Source data: Begin

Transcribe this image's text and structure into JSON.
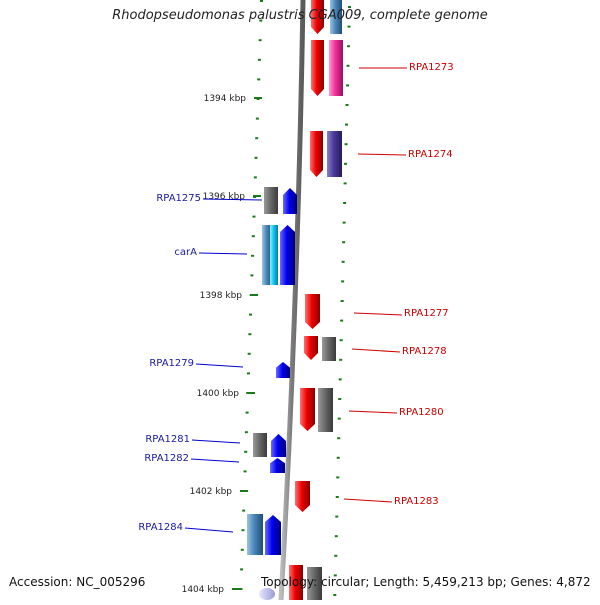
{
  "title": "Rhodopseudomonas palustris CGA009, complete genome",
  "footer": {
    "accession": "Accession: NC_005296",
    "summary": "Topology: circular; Length: 5,459,213 bp; Genes: 4,872"
  },
  "scale_labels": [
    "1394 kbp",
    "1396 kbp",
    "1398 kbp",
    "1400 kbp",
    "1402 kbp",
    "1404 kbp"
  ],
  "colors": {
    "forward_gene": "#0000ee",
    "reverse_gene": "#ee0000",
    "backbone": "#8a8a8a",
    "tick": "#1a7a1a",
    "forward_label": "#1a1aa0",
    "reverse_label": "#cc0000"
  },
  "forward_genes": [
    {
      "label": "RPA1275"
    },
    {
      "label": "carA"
    },
    {
      "label": "RPA1279"
    },
    {
      "label": "RPA1281"
    },
    {
      "label": "RPA1282"
    },
    {
      "label": "RPA1284"
    }
  ],
  "reverse_genes": [
    {
      "label": "RPA1273"
    },
    {
      "label": "RPA1274"
    },
    {
      "label": "RPA1277"
    },
    {
      "label": "RPA1278"
    },
    {
      "label": "RPA1280"
    },
    {
      "label": "RPA1283"
    }
  ]
}
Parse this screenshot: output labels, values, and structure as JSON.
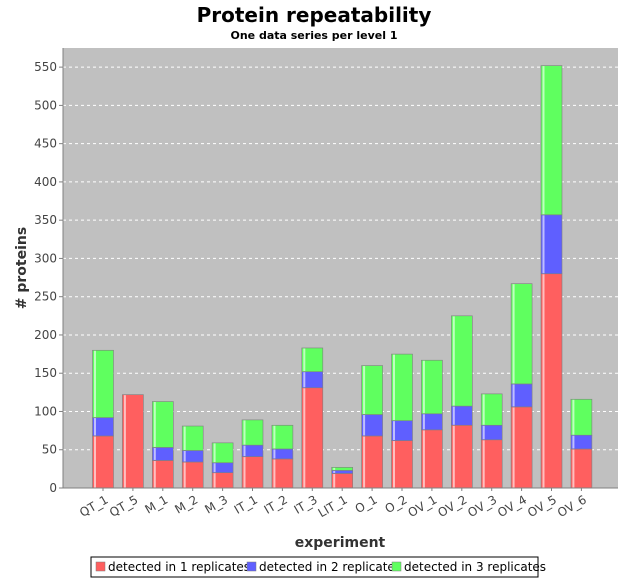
{
  "chart_data": {
    "type": "bar",
    "stacked": true,
    "title": "Protein repeatability",
    "subtitle": "One data series per level 1",
    "xlabel": "experiment",
    "ylabel": "# proteins",
    "ylim": [
      0,
      575
    ],
    "yticks": [
      0,
      50,
      100,
      150,
      200,
      250,
      300,
      350,
      400,
      450,
      500,
      550
    ],
    "grid": true,
    "legend_position": "bottom",
    "categories": [
      "QT_1",
      "QT_5",
      "M_1",
      "M_2",
      "M_3",
      "IT_1",
      "IT_2",
      "IT_3",
      "LIT_1",
      "O_1",
      "O_2",
      "OV_1",
      "OV_2",
      "OV_3",
      "OV_4",
      "OV_5",
      "OV_6"
    ],
    "series": [
      {
        "name": "detected in 1 replicates",
        "color": "#ff5f5f",
        "values": [
          68,
          122,
          36,
          34,
          20,
          41,
          38,
          131,
          19,
          68,
          62,
          76,
          82,
          63,
          106,
          280,
          51
        ]
      },
      {
        "name": "detected in 2 replicates",
        "color": "#5f5fff",
        "values": [
          24,
          0,
          17,
          15,
          13,
          15,
          13,
          21,
          4,
          28,
          26,
          21,
          25,
          19,
          30,
          77,
          18
        ]
      },
      {
        "name": "detected in 3 replicates",
        "color": "#5fff5f",
        "values": [
          88,
          0,
          60,
          32,
          26,
          33,
          31,
          31,
          4,
          64,
          87,
          70,
          118,
          41,
          131,
          195,
          47
        ]
      }
    ],
    "colors": {
      "plot_background": "#c0c0c0",
      "gridline": "#ffffff",
      "axis": "#808080"
    }
  }
}
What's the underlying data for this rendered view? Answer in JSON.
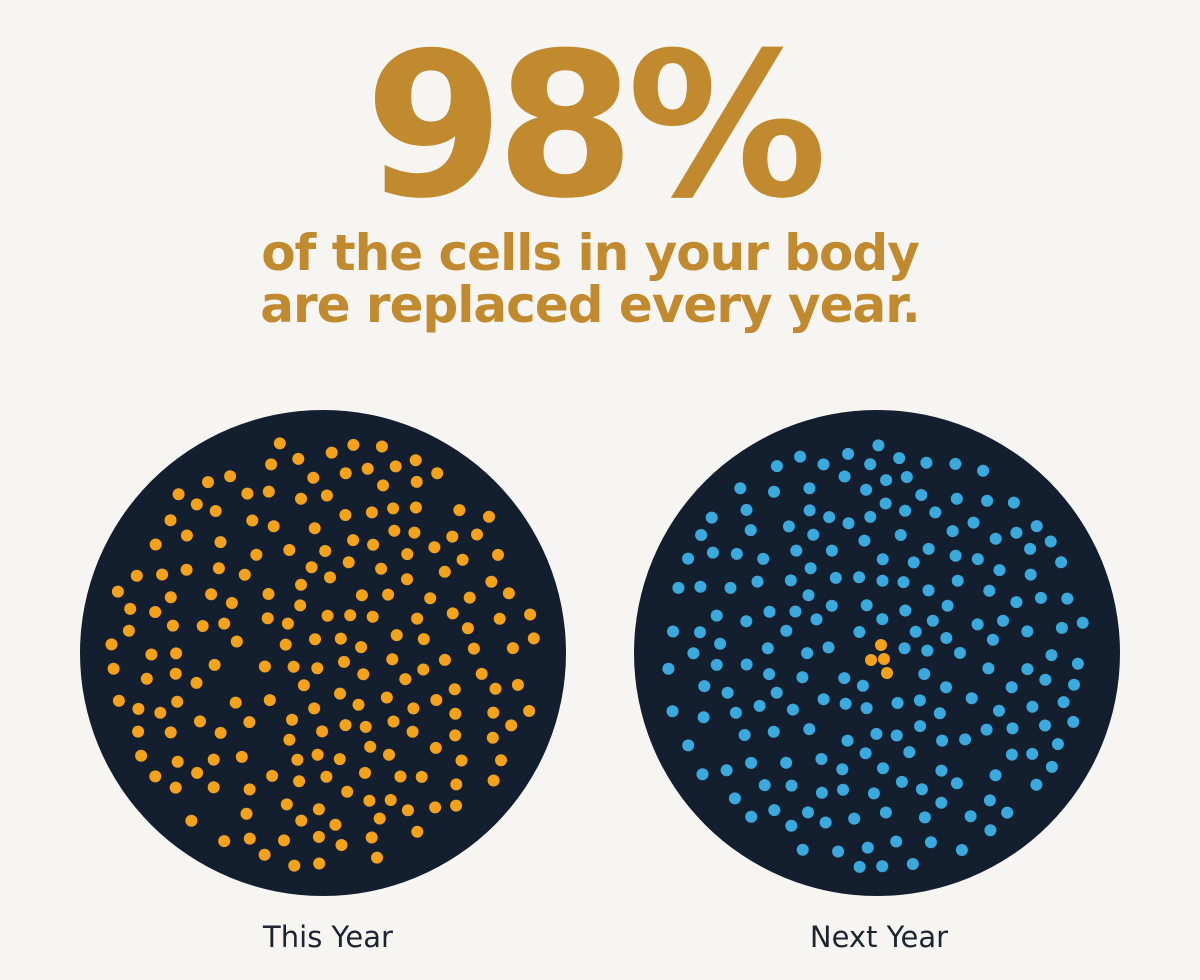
{
  "headline": {
    "stat": "98%",
    "line1": "of the cells in your body",
    "line2": "are replaced every year."
  },
  "panels": [
    {
      "label": "This Year"
    },
    {
      "label": "Next Year"
    }
  ]
}
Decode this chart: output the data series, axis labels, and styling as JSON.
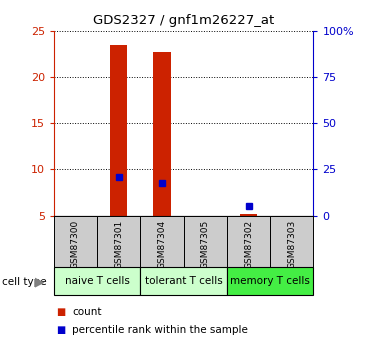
{
  "title": "GDS2327 / gnf1m26227_at",
  "samples": [
    "GSM87300",
    "GSM87301",
    "GSM87304",
    "GSM87305",
    "GSM87302",
    "GSM87303"
  ],
  "counts": [
    5.0,
    23.5,
    22.7,
    5.0,
    5.2,
    5.0
  ],
  "percentile_ranks": [
    null,
    9.2,
    8.5,
    null,
    6.0,
    null
  ],
  "ylim_left": [
    5,
    25
  ],
  "ylim_right": [
    0,
    100
  ],
  "yticks_left": [
    5,
    10,
    15,
    20,
    25
  ],
  "yticks_right": [
    0,
    25,
    50,
    75,
    100
  ],
  "ytick_labels_right": [
    "0",
    "25",
    "50",
    "75",
    "100%"
  ],
  "bar_color": "#cc2200",
  "dot_color": "#0000cc",
  "bar_width": 0.4,
  "background_color": "#ffffff",
  "left_tick_color": "#cc2200",
  "right_tick_color": "#0000cc",
  "label_box_color": "#cccccc",
  "groups": [
    {
      "label": "naive T cells",
      "start": 0,
      "end": 1,
      "color": "#ccffcc"
    },
    {
      "label": "tolerant T cells",
      "start": 2,
      "end": 3,
      "color": "#ccffcc"
    },
    {
      "label": "memory T cells",
      "start": 4,
      "end": 5,
      "color": "#44ee44"
    }
  ],
  "legend_items": [
    {
      "label": "count",
      "color": "#cc2200",
      "marker": "s"
    },
    {
      "label": "percentile rank within the sample",
      "color": "#0000cc",
      "marker": "s"
    }
  ]
}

Source data: End

*Your objective:*
Some lines of the records may contain the string "name". State how many do, as a number alone.

*Your response:*
3